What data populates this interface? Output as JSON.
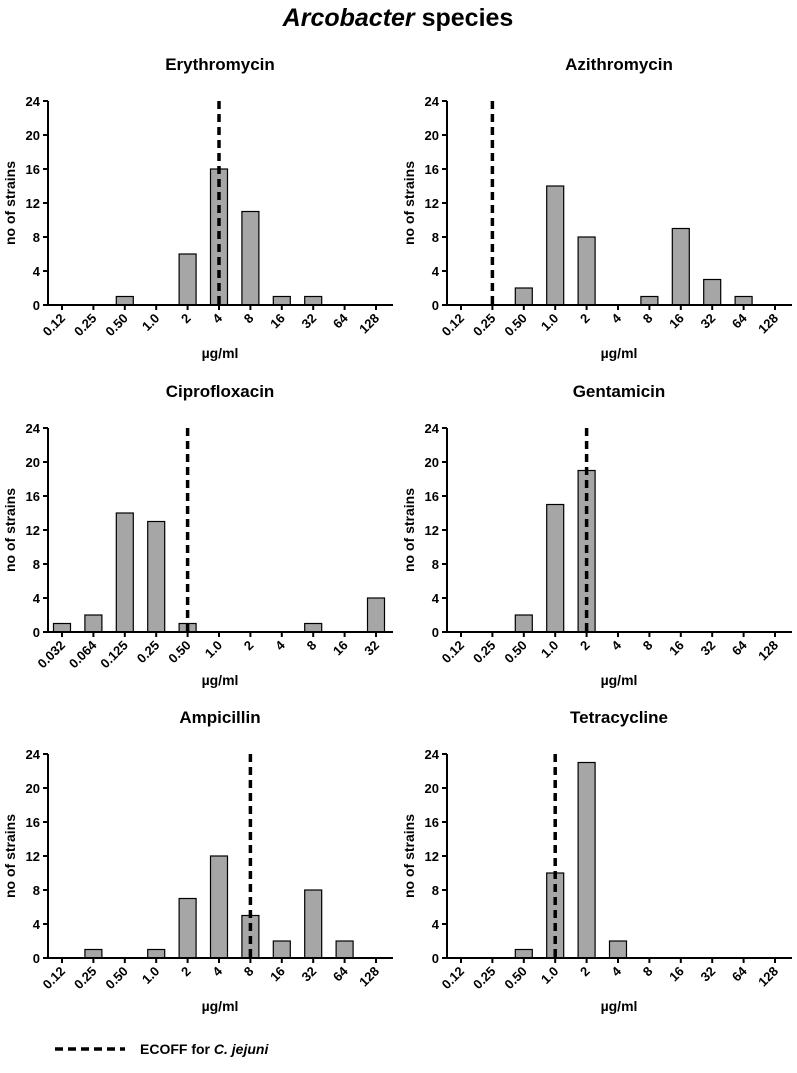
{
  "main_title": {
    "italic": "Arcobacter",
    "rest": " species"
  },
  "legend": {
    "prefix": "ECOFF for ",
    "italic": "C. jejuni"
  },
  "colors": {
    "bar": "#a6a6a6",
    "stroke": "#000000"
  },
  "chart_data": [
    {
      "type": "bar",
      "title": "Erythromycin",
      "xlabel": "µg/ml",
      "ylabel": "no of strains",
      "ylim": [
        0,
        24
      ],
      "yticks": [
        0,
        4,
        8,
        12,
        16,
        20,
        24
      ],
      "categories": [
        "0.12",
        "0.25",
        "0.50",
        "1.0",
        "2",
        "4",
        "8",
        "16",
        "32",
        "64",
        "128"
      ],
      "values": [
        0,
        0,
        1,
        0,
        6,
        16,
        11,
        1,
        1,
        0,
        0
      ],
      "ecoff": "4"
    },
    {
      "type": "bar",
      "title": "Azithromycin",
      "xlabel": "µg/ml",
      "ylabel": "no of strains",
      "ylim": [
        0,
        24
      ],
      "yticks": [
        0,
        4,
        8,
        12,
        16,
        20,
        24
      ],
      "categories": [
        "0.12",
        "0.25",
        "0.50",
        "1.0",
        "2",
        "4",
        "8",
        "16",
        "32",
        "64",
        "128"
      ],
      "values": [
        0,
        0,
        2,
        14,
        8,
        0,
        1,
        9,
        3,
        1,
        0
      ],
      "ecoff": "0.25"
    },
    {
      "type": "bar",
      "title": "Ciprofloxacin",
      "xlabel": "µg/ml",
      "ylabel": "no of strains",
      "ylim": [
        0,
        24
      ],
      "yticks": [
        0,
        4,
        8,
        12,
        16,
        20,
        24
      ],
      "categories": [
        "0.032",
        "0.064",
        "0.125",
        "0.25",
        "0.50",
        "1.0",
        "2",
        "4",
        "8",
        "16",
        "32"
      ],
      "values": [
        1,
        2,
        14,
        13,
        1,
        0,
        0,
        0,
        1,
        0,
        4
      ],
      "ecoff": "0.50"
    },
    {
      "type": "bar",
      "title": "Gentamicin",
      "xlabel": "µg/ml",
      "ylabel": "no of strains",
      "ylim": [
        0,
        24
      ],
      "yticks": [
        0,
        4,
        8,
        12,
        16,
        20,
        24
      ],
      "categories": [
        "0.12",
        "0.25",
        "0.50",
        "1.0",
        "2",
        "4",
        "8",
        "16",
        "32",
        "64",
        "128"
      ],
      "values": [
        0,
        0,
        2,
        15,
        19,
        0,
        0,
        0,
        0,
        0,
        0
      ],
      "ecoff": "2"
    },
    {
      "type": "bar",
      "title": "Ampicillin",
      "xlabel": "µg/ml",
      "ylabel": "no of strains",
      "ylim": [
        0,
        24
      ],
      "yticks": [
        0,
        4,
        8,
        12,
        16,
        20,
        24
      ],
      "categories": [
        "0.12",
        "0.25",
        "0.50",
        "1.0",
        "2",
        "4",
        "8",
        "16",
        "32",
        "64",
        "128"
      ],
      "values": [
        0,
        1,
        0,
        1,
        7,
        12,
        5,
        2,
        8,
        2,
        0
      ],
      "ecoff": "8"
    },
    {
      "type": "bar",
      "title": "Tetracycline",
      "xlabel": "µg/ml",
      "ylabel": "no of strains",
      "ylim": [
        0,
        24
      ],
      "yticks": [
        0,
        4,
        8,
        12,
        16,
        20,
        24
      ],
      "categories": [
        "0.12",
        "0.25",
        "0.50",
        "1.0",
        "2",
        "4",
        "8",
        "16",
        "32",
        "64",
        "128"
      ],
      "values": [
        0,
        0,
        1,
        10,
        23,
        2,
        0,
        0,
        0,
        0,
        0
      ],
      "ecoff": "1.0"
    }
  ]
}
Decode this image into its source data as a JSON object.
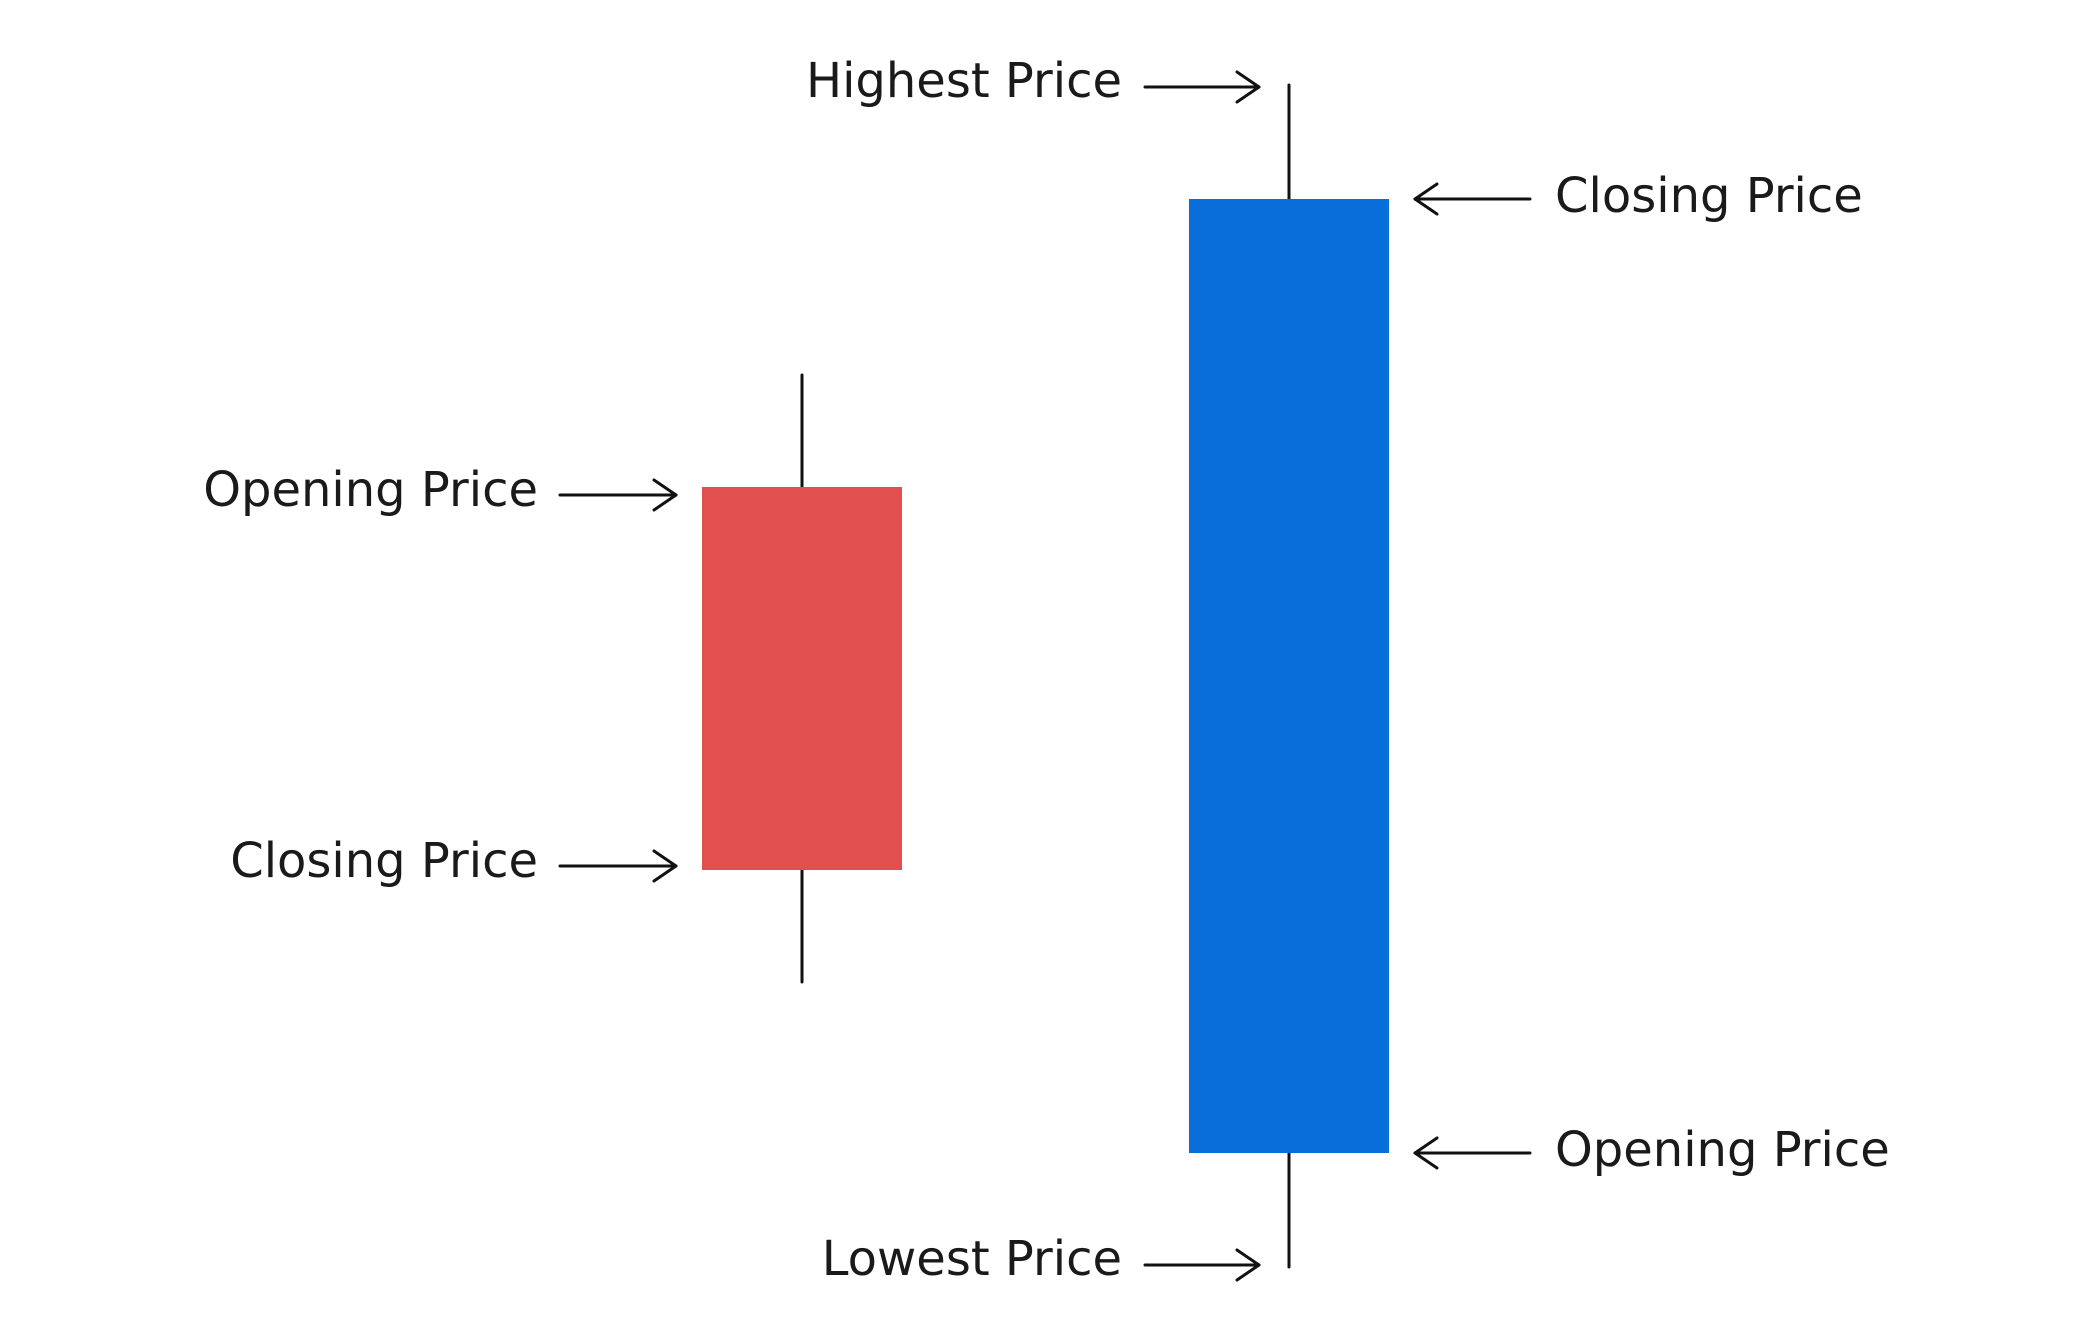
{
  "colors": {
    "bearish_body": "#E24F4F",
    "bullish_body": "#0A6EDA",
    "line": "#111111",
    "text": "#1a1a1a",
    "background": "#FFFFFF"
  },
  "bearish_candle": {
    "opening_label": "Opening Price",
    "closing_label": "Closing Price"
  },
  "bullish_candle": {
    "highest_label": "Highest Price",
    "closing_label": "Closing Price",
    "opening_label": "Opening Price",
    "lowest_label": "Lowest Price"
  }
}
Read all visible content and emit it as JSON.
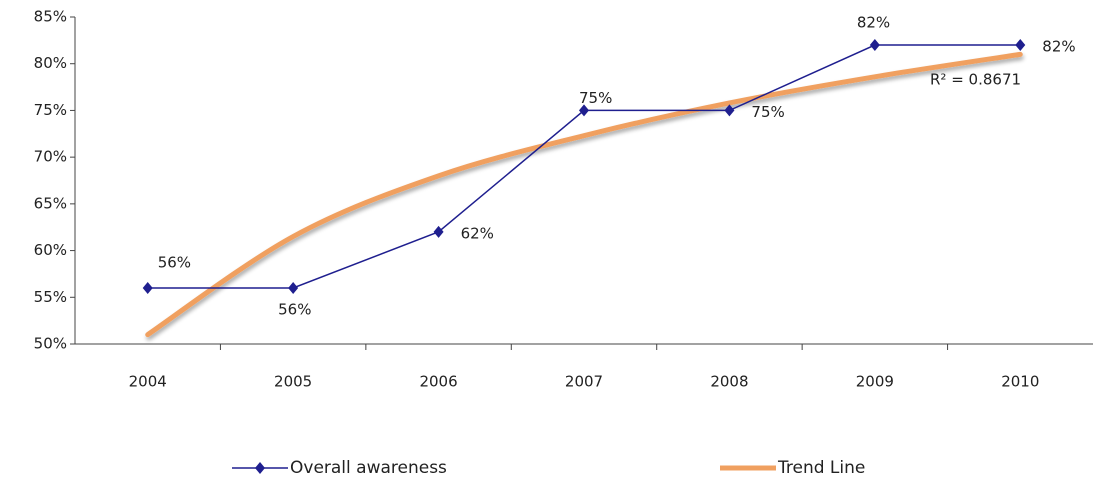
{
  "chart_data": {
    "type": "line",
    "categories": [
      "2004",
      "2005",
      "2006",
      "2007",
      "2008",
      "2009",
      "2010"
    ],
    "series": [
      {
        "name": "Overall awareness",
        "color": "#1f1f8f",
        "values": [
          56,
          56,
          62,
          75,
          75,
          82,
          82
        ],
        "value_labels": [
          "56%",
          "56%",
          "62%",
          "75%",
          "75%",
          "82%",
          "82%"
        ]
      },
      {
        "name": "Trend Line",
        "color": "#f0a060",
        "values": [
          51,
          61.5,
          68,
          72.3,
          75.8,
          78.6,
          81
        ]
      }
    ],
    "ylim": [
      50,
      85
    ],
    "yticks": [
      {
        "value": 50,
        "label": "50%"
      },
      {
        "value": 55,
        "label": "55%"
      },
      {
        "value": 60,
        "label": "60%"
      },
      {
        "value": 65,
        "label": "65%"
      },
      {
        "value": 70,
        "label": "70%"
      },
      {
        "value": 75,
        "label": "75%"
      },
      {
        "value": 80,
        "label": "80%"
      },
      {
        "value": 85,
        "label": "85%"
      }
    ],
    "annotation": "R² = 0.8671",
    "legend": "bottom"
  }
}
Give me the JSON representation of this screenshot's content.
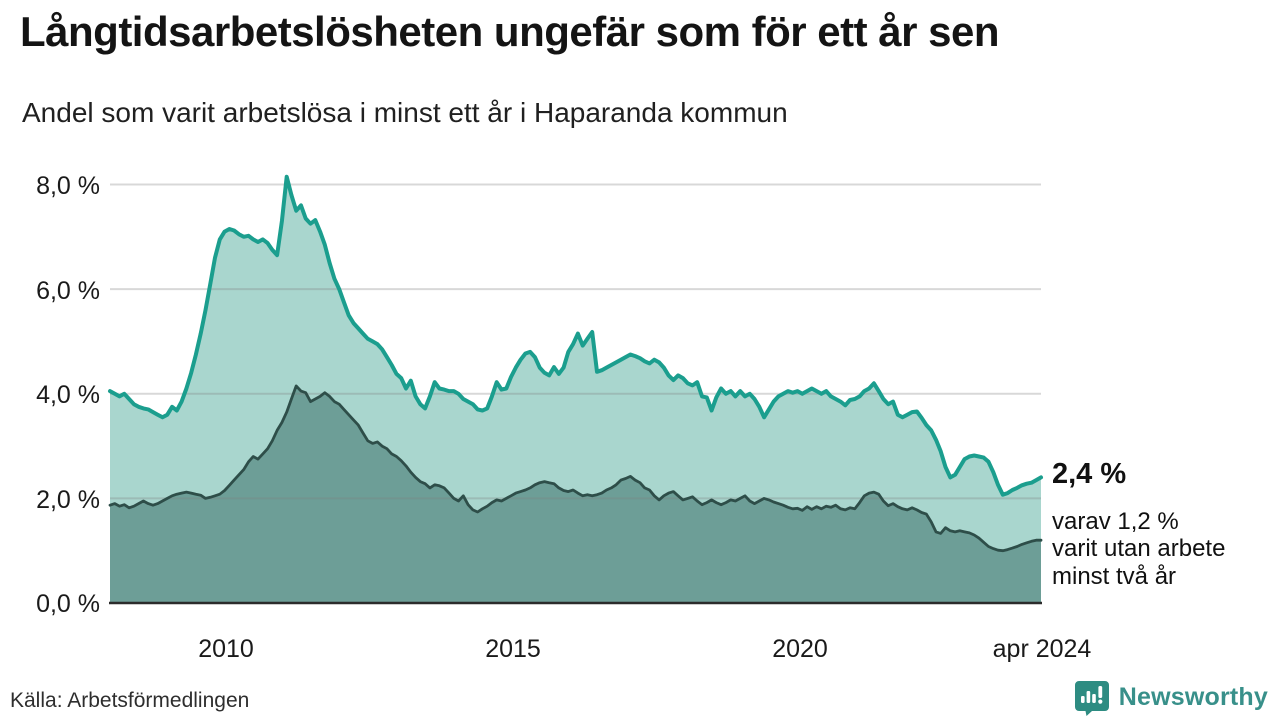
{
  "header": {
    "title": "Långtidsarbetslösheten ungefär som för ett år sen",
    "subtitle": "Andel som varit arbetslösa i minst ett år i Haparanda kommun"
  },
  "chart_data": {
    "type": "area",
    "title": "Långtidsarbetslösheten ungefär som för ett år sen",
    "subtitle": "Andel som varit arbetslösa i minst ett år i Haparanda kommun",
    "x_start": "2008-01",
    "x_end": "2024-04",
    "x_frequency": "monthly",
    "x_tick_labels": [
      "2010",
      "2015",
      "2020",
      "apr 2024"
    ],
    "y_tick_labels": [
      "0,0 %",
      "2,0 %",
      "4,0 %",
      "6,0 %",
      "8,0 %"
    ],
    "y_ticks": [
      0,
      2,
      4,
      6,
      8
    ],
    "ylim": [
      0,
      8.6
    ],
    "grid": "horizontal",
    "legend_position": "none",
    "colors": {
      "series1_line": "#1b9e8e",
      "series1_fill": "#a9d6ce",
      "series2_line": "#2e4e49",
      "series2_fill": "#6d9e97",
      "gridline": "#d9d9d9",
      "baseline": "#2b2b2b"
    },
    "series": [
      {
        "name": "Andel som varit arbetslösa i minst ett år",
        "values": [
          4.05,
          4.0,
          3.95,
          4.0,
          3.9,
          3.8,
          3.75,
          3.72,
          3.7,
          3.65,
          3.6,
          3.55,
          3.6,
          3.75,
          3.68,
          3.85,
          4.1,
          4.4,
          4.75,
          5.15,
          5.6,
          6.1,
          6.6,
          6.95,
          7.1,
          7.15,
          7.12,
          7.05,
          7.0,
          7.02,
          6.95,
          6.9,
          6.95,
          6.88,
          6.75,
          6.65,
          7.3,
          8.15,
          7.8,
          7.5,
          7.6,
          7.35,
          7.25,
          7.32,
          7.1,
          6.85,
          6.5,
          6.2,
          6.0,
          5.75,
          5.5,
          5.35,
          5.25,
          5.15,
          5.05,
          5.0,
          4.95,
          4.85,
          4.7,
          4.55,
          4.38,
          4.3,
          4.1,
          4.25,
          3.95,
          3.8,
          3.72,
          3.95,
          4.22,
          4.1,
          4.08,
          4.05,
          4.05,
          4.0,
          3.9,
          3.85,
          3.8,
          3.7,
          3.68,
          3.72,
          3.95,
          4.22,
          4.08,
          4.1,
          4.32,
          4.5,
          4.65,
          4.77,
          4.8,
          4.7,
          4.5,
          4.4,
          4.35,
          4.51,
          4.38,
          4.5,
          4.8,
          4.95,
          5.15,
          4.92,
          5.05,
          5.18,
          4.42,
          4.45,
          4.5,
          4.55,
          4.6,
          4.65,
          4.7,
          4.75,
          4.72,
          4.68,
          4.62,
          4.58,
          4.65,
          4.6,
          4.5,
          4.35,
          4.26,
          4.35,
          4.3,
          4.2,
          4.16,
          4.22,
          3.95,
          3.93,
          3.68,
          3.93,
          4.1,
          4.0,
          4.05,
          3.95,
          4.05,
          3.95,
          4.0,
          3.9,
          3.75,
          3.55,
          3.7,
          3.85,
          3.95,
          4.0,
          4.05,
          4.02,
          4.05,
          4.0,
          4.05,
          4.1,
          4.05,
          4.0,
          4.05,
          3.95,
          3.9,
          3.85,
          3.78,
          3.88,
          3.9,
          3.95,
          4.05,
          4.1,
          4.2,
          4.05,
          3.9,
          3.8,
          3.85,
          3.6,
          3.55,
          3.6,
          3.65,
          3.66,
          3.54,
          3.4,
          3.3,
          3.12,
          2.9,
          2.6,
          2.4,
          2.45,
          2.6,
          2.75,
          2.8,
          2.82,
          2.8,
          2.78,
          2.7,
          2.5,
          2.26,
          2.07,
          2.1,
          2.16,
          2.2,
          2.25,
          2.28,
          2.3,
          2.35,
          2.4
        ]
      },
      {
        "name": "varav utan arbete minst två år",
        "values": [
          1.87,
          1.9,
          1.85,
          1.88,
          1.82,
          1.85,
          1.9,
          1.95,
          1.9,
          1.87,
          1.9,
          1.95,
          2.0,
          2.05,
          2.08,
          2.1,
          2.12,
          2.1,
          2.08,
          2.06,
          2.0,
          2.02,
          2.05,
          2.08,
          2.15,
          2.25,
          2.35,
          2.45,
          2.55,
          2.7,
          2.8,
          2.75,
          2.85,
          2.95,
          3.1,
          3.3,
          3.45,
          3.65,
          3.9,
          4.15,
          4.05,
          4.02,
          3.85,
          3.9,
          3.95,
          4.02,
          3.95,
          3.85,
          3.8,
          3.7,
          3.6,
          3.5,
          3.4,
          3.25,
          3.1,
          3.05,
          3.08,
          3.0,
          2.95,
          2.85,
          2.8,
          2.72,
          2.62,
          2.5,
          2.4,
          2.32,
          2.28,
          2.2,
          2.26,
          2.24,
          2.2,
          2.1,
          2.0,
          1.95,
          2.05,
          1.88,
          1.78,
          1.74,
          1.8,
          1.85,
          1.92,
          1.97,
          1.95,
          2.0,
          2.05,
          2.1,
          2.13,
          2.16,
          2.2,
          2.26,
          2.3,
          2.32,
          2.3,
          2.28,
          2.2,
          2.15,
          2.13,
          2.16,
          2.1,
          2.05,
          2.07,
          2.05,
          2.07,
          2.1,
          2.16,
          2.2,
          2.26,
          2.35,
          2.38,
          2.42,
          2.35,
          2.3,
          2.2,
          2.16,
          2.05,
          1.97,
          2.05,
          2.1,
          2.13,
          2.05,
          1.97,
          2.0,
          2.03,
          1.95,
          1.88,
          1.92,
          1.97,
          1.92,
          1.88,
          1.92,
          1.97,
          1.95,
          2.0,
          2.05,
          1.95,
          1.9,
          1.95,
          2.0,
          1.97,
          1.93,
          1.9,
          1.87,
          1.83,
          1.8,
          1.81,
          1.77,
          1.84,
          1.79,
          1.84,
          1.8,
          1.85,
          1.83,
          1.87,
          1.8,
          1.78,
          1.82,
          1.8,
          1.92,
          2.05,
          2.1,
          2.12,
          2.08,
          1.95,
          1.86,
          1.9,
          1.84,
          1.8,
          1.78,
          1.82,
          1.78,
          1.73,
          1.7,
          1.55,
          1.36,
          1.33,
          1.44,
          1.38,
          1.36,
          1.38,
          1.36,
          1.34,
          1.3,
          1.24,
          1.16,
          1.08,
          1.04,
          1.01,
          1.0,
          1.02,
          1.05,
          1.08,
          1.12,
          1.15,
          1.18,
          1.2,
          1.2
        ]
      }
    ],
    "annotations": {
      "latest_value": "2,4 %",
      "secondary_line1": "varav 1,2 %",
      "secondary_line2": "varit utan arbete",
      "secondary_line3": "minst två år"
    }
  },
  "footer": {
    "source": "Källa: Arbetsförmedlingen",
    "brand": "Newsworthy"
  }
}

·····

• **PROBLEM TO SOLVE**: Copy out every line of the data that includes the word "arbetslösa".

• **ANSWER TO THIS TASK**:
    "subtitle": "Andel som varit arbetslösa i minst ett år i Haparanda kommun"
    "subtitle": "Andel som varit arbetslösa i minst ett år i Haparanda kommun",
        "name": "Andel som varit arbetslösa i minst ett år",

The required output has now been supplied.